(begin)

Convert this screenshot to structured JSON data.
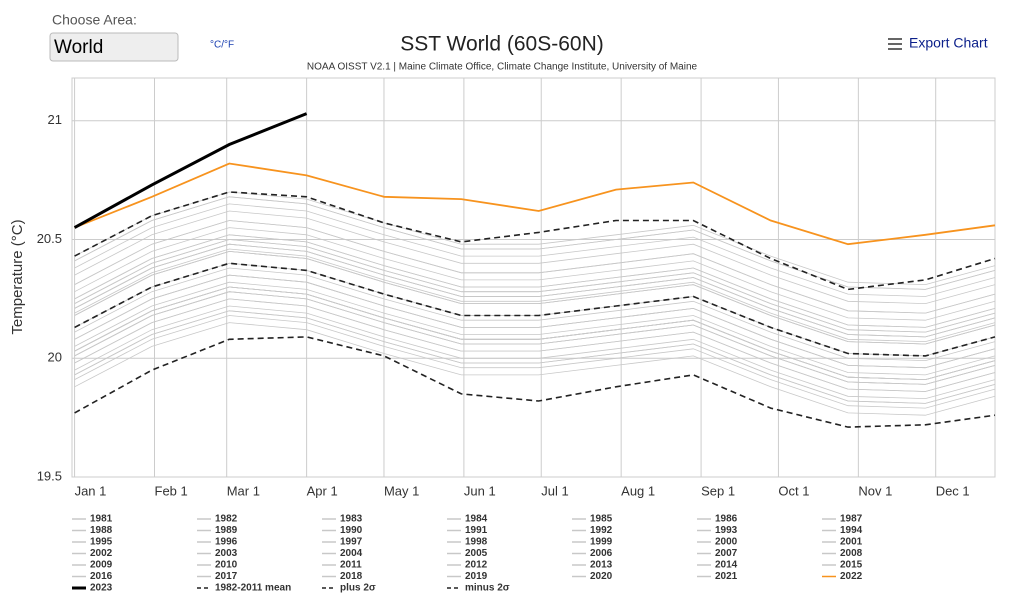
{
  "ui": {
    "choose_area_label": "Choose Area:",
    "area_value": "World",
    "units_toggle": "°C/°F",
    "export_label": "Export Chart"
  },
  "chart_data": {
    "type": "line",
    "title": "SST World (60S-60N)",
    "subtitle": "NOAA OISST V2.1 | Maine Climate Office, Climate Change Institute, University of Maine",
    "y_label": "Temperature (°C)",
    "x": [
      0,
      30,
      60,
      90,
      120,
      150,
      180,
      210,
      240,
      270,
      300,
      330,
      357
    ],
    "xlim": [
      -1,
      357
    ],
    "xticks": [
      {
        "value": 0,
        "label": "Jan 1"
      },
      {
        "value": 31,
        "label": "Feb 1"
      },
      {
        "value": 59,
        "label": "Mar 1"
      },
      {
        "value": 90,
        "label": "Apr 1"
      },
      {
        "value": 120,
        "label": "May 1"
      },
      {
        "value": 151,
        "label": "Jun 1"
      },
      {
        "value": 181,
        "label": "Jul 1"
      },
      {
        "value": 212,
        "label": "Aug 1"
      },
      {
        "value": 243,
        "label": "Sep 1"
      },
      {
        "value": 273,
        "label": "Oct 1"
      },
      {
        "value": 304,
        "label": "Nov 1"
      },
      {
        "value": 334,
        "label": "Dec 1"
      }
    ],
    "ylim": [
      19.5,
      21.18
    ],
    "yticks": [
      19.5,
      20,
      20.5,
      21
    ],
    "grid": true,
    "series": [
      {
        "name": "1981",
        "color": "#c8c8c8",
        "values": [
          19.98,
          20.15,
          20.25,
          20.22,
          20.12,
          20.03,
          20.03,
          20.07,
          20.11,
          19.98,
          19.87,
          19.86,
          19.94
        ]
      },
      {
        "name": "1982",
        "color": "#c8c8c8",
        "values": [
          19.93,
          20.1,
          20.2,
          20.17,
          20.07,
          19.98,
          19.98,
          20.02,
          20.06,
          19.93,
          19.82,
          19.81,
          19.89
        ]
      },
      {
        "name": "1983",
        "color": "#c8c8c8",
        "values": [
          20.03,
          20.2,
          20.3,
          20.27,
          20.17,
          20.08,
          20.08,
          20.12,
          20.16,
          20.03,
          19.92,
          19.91,
          19.99
        ]
      },
      {
        "name": "1984",
        "color": "#c8c8c8",
        "values": [
          19.91,
          20.08,
          20.18,
          20.15,
          20.05,
          19.96,
          19.96,
          20.0,
          20.04,
          19.91,
          19.8,
          19.79,
          19.87
        ]
      },
      {
        "name": "1985",
        "color": "#c8c8c8",
        "values": [
          19.88,
          20.05,
          20.15,
          20.12,
          20.02,
          19.93,
          19.93,
          19.97,
          20.01,
          19.88,
          19.77,
          19.76,
          19.84
        ]
      },
      {
        "name": "1986",
        "color": "#c8c8c8",
        "values": [
          19.95,
          20.12,
          20.22,
          20.19,
          20.09,
          20.0,
          20.0,
          20.04,
          20.08,
          19.95,
          19.84,
          19.83,
          19.91
        ]
      },
      {
        "name": "1987",
        "color": "#c8c8c8",
        "values": [
          20.08,
          20.25,
          20.35,
          20.32,
          20.22,
          20.13,
          20.13,
          20.17,
          20.21,
          20.08,
          19.97,
          19.96,
          20.04
        ]
      },
      {
        "name": "1988",
        "color": "#c8c8c8",
        "values": [
          20.03,
          20.2,
          20.3,
          20.27,
          20.17,
          20.08,
          20.08,
          20.12,
          20.16,
          20.03,
          19.92,
          19.91,
          19.99
        ]
      },
      {
        "name": "1989",
        "color": "#c8c8c8",
        "values": [
          19.93,
          20.1,
          20.2,
          20.17,
          20.07,
          19.98,
          19.98,
          20.02,
          20.06,
          19.93,
          19.82,
          19.81,
          19.89
        ]
      },
      {
        "name": "1990",
        "color": "#c8c8c8",
        "values": [
          20.05,
          20.22,
          20.32,
          20.29,
          20.19,
          20.1,
          20.1,
          20.14,
          20.18,
          20.05,
          19.94,
          19.93,
          20.01
        ]
      },
      {
        "name": "1991",
        "color": "#c8c8c8",
        "values": [
          20.01,
          20.18,
          20.28,
          20.25,
          20.15,
          20.06,
          20.06,
          20.1,
          20.14,
          20.01,
          19.9,
          19.89,
          19.97
        ]
      },
      {
        "name": "1992",
        "color": "#c8c8c8",
        "values": [
          19.98,
          20.15,
          20.25,
          20.22,
          20.12,
          20.03,
          20.03,
          20.07,
          20.11,
          19.98,
          19.87,
          19.86,
          19.94
        ]
      },
      {
        "name": "1993",
        "color": "#c8c8c8",
        "values": [
          20.01,
          20.18,
          20.28,
          20.25,
          20.15,
          20.06,
          20.06,
          20.1,
          20.14,
          20.01,
          19.9,
          19.89,
          19.97
        ]
      },
      {
        "name": "1994",
        "color": "#c8c8c8",
        "values": [
          20.03,
          20.2,
          20.3,
          20.27,
          20.17,
          20.08,
          20.08,
          20.12,
          20.16,
          20.03,
          19.92,
          19.91,
          19.99
        ]
      },
      {
        "name": "1995",
        "color": "#c8c8c8",
        "values": [
          20.08,
          20.25,
          20.35,
          20.32,
          20.22,
          20.13,
          20.13,
          20.17,
          20.21,
          20.08,
          19.97,
          19.96,
          20.04
        ]
      },
      {
        "name": "1996",
        "color": "#c8c8c8",
        "values": [
          20.01,
          20.18,
          20.28,
          20.25,
          20.15,
          20.06,
          20.06,
          20.1,
          20.14,
          20.01,
          19.9,
          19.89,
          19.97
        ]
      },
      {
        "name": "1997",
        "color": "#c8c8c8",
        "values": [
          20.18,
          20.35,
          20.45,
          20.42,
          20.32,
          20.23,
          20.23,
          20.27,
          20.31,
          20.18,
          20.07,
          20.06,
          20.14
        ]
      },
      {
        "name": "1998",
        "color": "#c8c8c8",
        "values": [
          20.25,
          20.42,
          20.52,
          20.49,
          20.39,
          20.3,
          20.3,
          20.34,
          20.38,
          20.25,
          20.14,
          20.13,
          20.21
        ]
      },
      {
        "name": "1999",
        "color": "#c8c8c8",
        "values": [
          20.03,
          20.2,
          20.3,
          20.27,
          20.17,
          20.08,
          20.08,
          20.12,
          20.16,
          20.03,
          19.92,
          19.91,
          19.99
        ]
      },
      {
        "name": "2000",
        "color": "#c8c8c8",
        "values": [
          20.03,
          20.2,
          20.3,
          20.27,
          20.17,
          20.08,
          20.08,
          20.12,
          20.16,
          20.03,
          19.92,
          19.91,
          19.99
        ]
      },
      {
        "name": "2001",
        "color": "#c8c8c8",
        "values": [
          20.13,
          20.3,
          20.4,
          20.37,
          20.27,
          20.18,
          20.18,
          20.22,
          20.26,
          20.13,
          20.02,
          20.01,
          20.09
        ]
      },
      {
        "name": "2002",
        "color": "#c8c8c8",
        "values": [
          20.18,
          20.35,
          20.45,
          20.42,
          20.32,
          20.23,
          20.23,
          20.27,
          20.31,
          20.18,
          20.07,
          20.06,
          20.14
        ]
      },
      {
        "name": "2003",
        "color": "#c8c8c8",
        "values": [
          20.21,
          20.38,
          20.48,
          20.45,
          20.35,
          20.26,
          20.26,
          20.3,
          20.34,
          20.21,
          20.1,
          20.09,
          20.17
        ]
      },
      {
        "name": "2004",
        "color": "#c8c8c8",
        "values": [
          20.18,
          20.35,
          20.45,
          20.42,
          20.32,
          20.23,
          20.23,
          20.27,
          20.31,
          20.18,
          20.07,
          20.06,
          20.14
        ]
      },
      {
        "name": "2005",
        "color": "#c8c8c8",
        "values": [
          20.23,
          20.4,
          20.5,
          20.47,
          20.37,
          20.28,
          20.28,
          20.32,
          20.36,
          20.23,
          20.12,
          20.11,
          20.19
        ]
      },
      {
        "name": "2006",
        "color": "#c8c8c8",
        "values": [
          20.19,
          20.36,
          20.46,
          20.43,
          20.33,
          20.24,
          20.24,
          20.28,
          20.32,
          20.19,
          20.08,
          20.07,
          20.15
        ]
      },
      {
        "name": "2007",
        "color": "#c8c8c8",
        "values": [
          20.11,
          20.28,
          20.38,
          20.35,
          20.25,
          20.16,
          20.16,
          20.2,
          20.24,
          20.11,
          20.0,
          19.99,
          20.07
        ]
      },
      {
        "name": "2008",
        "color": "#c8c8c8",
        "values": [
          20.08,
          20.25,
          20.35,
          20.32,
          20.22,
          20.13,
          20.13,
          20.17,
          20.21,
          20.08,
          19.97,
          19.96,
          20.04
        ]
      },
      {
        "name": "2009",
        "color": "#c8c8c8",
        "values": [
          20.23,
          20.4,
          20.5,
          20.47,
          20.37,
          20.28,
          20.28,
          20.32,
          20.36,
          20.23,
          20.12,
          20.11,
          20.19
        ]
      },
      {
        "name": "2010",
        "color": "#c8c8c8",
        "values": [
          20.25,
          20.42,
          20.52,
          20.49,
          20.39,
          20.3,
          20.3,
          20.34,
          20.38,
          20.25,
          20.14,
          20.13,
          20.21
        ]
      },
      {
        "name": "2011",
        "color": "#c8c8c8",
        "values": [
          20.13,
          20.3,
          20.4,
          20.37,
          20.27,
          20.18,
          20.18,
          20.22,
          20.26,
          20.13,
          20.02,
          20.01,
          20.09
        ]
      },
      {
        "name": "2012",
        "color": "#c8c8c8",
        "values": [
          20.21,
          20.38,
          20.48,
          20.45,
          20.35,
          20.26,
          20.26,
          20.3,
          20.34,
          20.21,
          20.1,
          20.09,
          20.17
        ]
      },
      {
        "name": "2013",
        "color": "#c8c8c8",
        "values": [
          20.21,
          20.38,
          20.48,
          20.45,
          20.35,
          20.26,
          20.26,
          20.3,
          20.34,
          20.21,
          20.1,
          20.09,
          20.17
        ]
      },
      {
        "name": "2014",
        "color": "#c8c8c8",
        "values": [
          20.28,
          20.45,
          20.55,
          20.52,
          20.42,
          20.33,
          20.33,
          20.37,
          20.41,
          20.28,
          20.17,
          20.16,
          20.24
        ]
      },
      {
        "name": "2015",
        "color": "#c8c8c8",
        "values": [
          20.38,
          20.55,
          20.65,
          20.62,
          20.52,
          20.43,
          20.43,
          20.47,
          20.51,
          20.38,
          20.27,
          20.26,
          20.34
        ]
      },
      {
        "name": "2016",
        "color": "#c8c8c8",
        "values": [
          20.43,
          20.6,
          20.7,
          20.67,
          20.57,
          20.48,
          20.48,
          20.52,
          20.56,
          20.43,
          20.32,
          20.31,
          20.39
        ]
      },
      {
        "name": "2017",
        "color": "#c8c8c8",
        "values": [
          20.35,
          20.52,
          20.62,
          20.59,
          20.49,
          20.4,
          20.4,
          20.44,
          20.48,
          20.35,
          20.24,
          20.23,
          20.31
        ]
      },
      {
        "name": "2018",
        "color": "#c8c8c8",
        "values": [
          20.31,
          20.48,
          20.58,
          20.55,
          20.45,
          20.36,
          20.36,
          20.4,
          20.44,
          20.31,
          20.2,
          20.19,
          20.27
        ]
      },
      {
        "name": "2019",
        "color": "#c8c8c8",
        "values": [
          20.41,
          20.58,
          20.68,
          20.65,
          20.55,
          20.46,
          20.46,
          20.5,
          20.54,
          20.41,
          20.3,
          20.29,
          20.37
        ]
      },
      {
        "name": "2020",
        "color": "#c8c8c8",
        "values": [
          20.41,
          20.58,
          20.68,
          20.65,
          20.55,
          20.46,
          20.46,
          20.5,
          20.54,
          20.41,
          20.3,
          20.29,
          20.37
        ]
      },
      {
        "name": "2021",
        "color": "#c8c8c8",
        "values": [
          20.31,
          20.48,
          20.58,
          20.55,
          20.45,
          20.36,
          20.36,
          20.4,
          20.44,
          20.31,
          20.2,
          20.19,
          20.27
        ]
      },
      {
        "name": "2022",
        "color": "#f7931e",
        "values": [
          20.55,
          20.68,
          20.82,
          20.77,
          20.68,
          20.67,
          20.62,
          20.71,
          20.74,
          20.58,
          20.48,
          20.52,
          20.56
        ]
      },
      {
        "name": "2023",
        "color": "#000000",
        "bold": true,
        "values": [
          20.55,
          20.73,
          20.9,
          21.03,
          null,
          null,
          null,
          null,
          null,
          null,
          null,
          null,
          null
        ]
      },
      {
        "name": "1982-2011 mean",
        "color": "#222222",
        "dash": true,
        "values": [
          20.13,
          20.3,
          20.4,
          20.37,
          20.27,
          20.18,
          20.18,
          20.22,
          20.26,
          20.13,
          20.02,
          20.01,
          20.09
        ]
      },
      {
        "name": "plus 2σ",
        "color": "#222222",
        "dash": true,
        "values": [
          20.43,
          20.6,
          20.7,
          20.68,
          20.57,
          20.49,
          20.53,
          20.58,
          20.58,
          20.42,
          20.29,
          20.33,
          20.42
        ]
      },
      {
        "name": "minus 2σ",
        "color": "#222222",
        "dash": true,
        "values": [
          19.77,
          19.95,
          20.08,
          20.09,
          20.01,
          19.85,
          19.82,
          19.88,
          19.93,
          19.79,
          19.71,
          19.72,
          19.76
        ]
      }
    ]
  }
}
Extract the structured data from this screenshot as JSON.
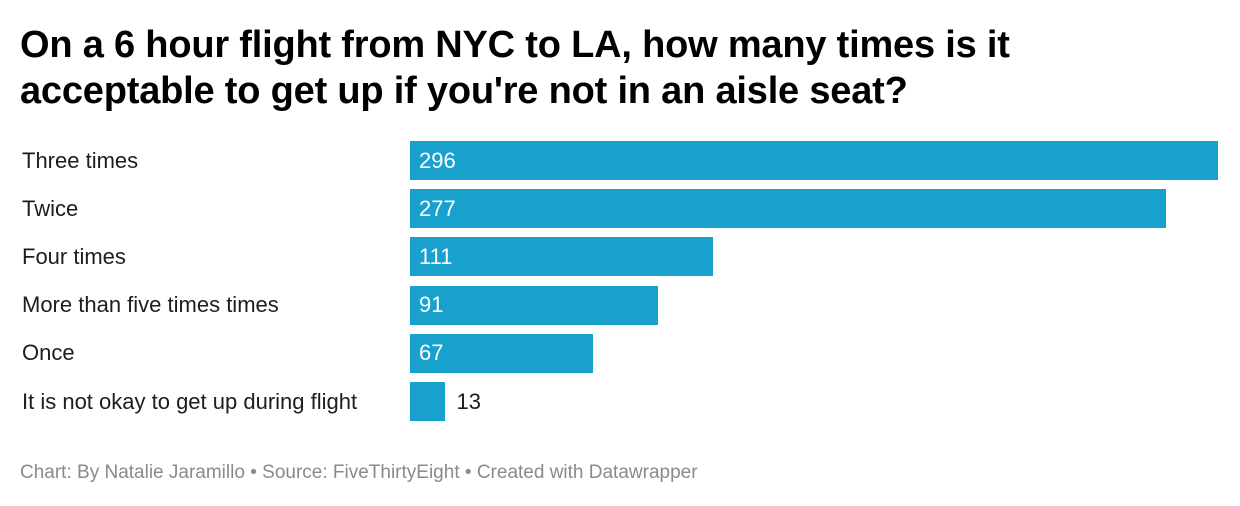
{
  "title": "On a 6 hour flight from NYC to LA, how many times is it acceptable to get up if you're not in an aisle seat?",
  "footer": {
    "chart_by_label": "Chart: By Natalie Jaramillo",
    "separator": "•",
    "source_label": "Source: FiveThirtyEight",
    "created_with_label": "Created with Datawrapper"
  },
  "colors": {
    "bar": "#18a1cd"
  },
  "chart_data": {
    "type": "bar",
    "orientation": "horizontal",
    "categories": [
      "Three times",
      "Twice",
      "Four times",
      "More than five times times",
      "Once",
      "It is not okay to get up during flight"
    ],
    "values": [
      296,
      277,
      111,
      91,
      67,
      13
    ],
    "value_labels": [
      "296",
      "277",
      "111",
      "91",
      "67",
      "13"
    ],
    "xlim": [
      0,
      296
    ],
    "grid": false,
    "legend": "none"
  }
}
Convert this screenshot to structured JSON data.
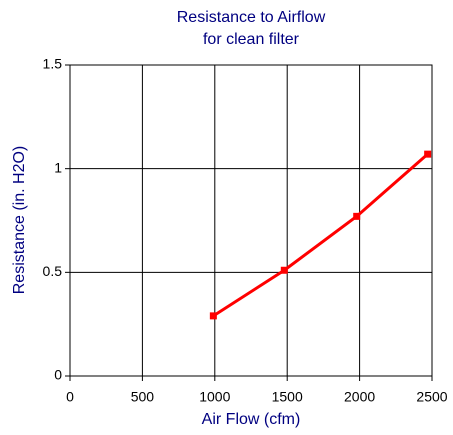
{
  "chart_data": {
    "type": "line",
    "title": "Resistance to Airflow",
    "subtitle": "for clean filter",
    "x_label": "Air Flow (cfm)",
    "y_label": "Resistance (in. H2O)",
    "x": [
      990,
      1480,
      1980,
      2470
    ],
    "series": [
      {
        "name": "Resistance",
        "color": "#ff0000",
        "values": [
          0.29,
          0.51,
          0.77,
          1.07
        ]
      }
    ],
    "xlim": [
      0,
      2500
    ],
    "xticks": [
      0,
      500,
      1000,
      1500,
      2000,
      2500
    ],
    "ylim": [
      0,
      1.5
    ],
    "yticks": [
      0,
      0.5,
      1,
      1.5
    ],
    "grid": true
  }
}
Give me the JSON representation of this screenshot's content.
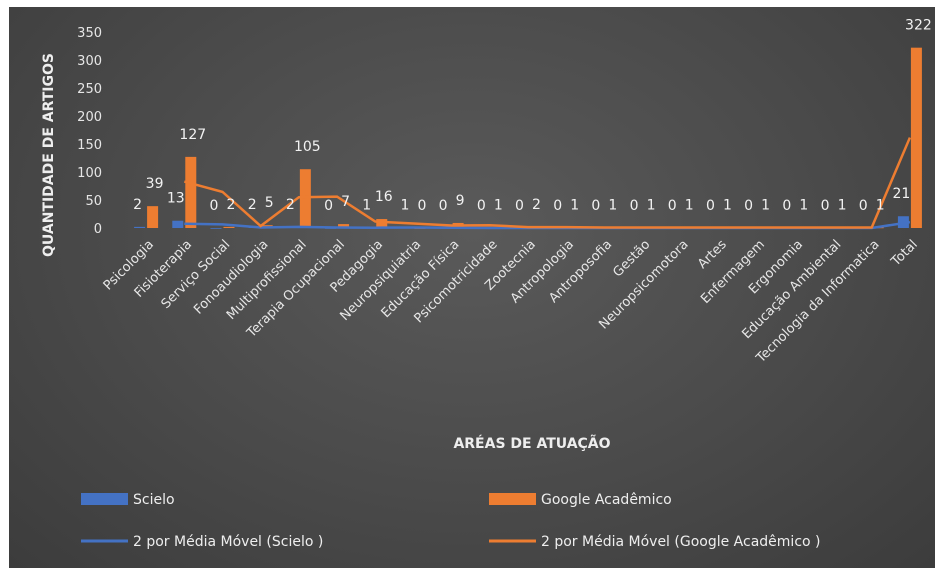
{
  "chart_data": {
    "type": "bar",
    "xlabel": "ARÉAS DE ATUAÇÃO",
    "ylabel": "QUANTIDADE DE ARTIGOS",
    "ylim": [
      0,
      350
    ],
    "yticks": [
      0,
      50,
      100,
      150,
      200,
      250,
      300,
      350
    ],
    "categories": [
      "Psicologia",
      "Fisioterapia",
      "Serviço Social",
      "Fonoaudiologia",
      "Multiprofissional",
      "Terapia Ocupacional",
      "Pedagogia",
      "Neuropsiquiatria",
      "Educação Física",
      "Psicomotricidade",
      "Zootecnia",
      "Antropologia",
      "Antroposofia",
      "Gestão",
      "Neuropsicomotora",
      "Artes",
      "Enfermagem",
      "Ergonomia",
      "Educação Ambiental",
      "Tecnologia da Informatica",
      "Total"
    ],
    "series": [
      {
        "name": "Scielo",
        "type": "bar",
        "color": "#4472c4",
        "values": [
          2,
          13,
          0,
          2,
          2,
          0,
          1,
          1,
          0,
          0,
          0,
          0,
          0,
          0,
          0,
          0,
          0,
          0,
          0,
          0,
          21
        ]
      },
      {
        "name": "Google Acadêmico",
        "type": "bar",
        "color": "#ed7d31",
        "values": [
          39,
          127,
          2,
          5,
          105,
          7,
          16,
          0,
          9,
          1,
          2,
          1,
          1,
          1,
          1,
          1,
          1,
          1,
          1,
          1,
          322
        ]
      },
      {
        "name": "2 por Média Móvel (Scielo )",
        "type": "line",
        "color": "#4472c4"
      },
      {
        "name": "2 por Média Móvel (Google Acadêmico )",
        "type": "line",
        "color": "#ed7d31"
      }
    ],
    "legend_position": "bottom",
    "grid": false
  }
}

(end)

> _Challenge_
List the lines of the entries that include "subtitle".

> _Complete response_
    "subtitle": "NOAA OISST V2.1 | Maine Climate Office, Climate Change Institute, University of Maine",
    "subtitle": "for clean filter",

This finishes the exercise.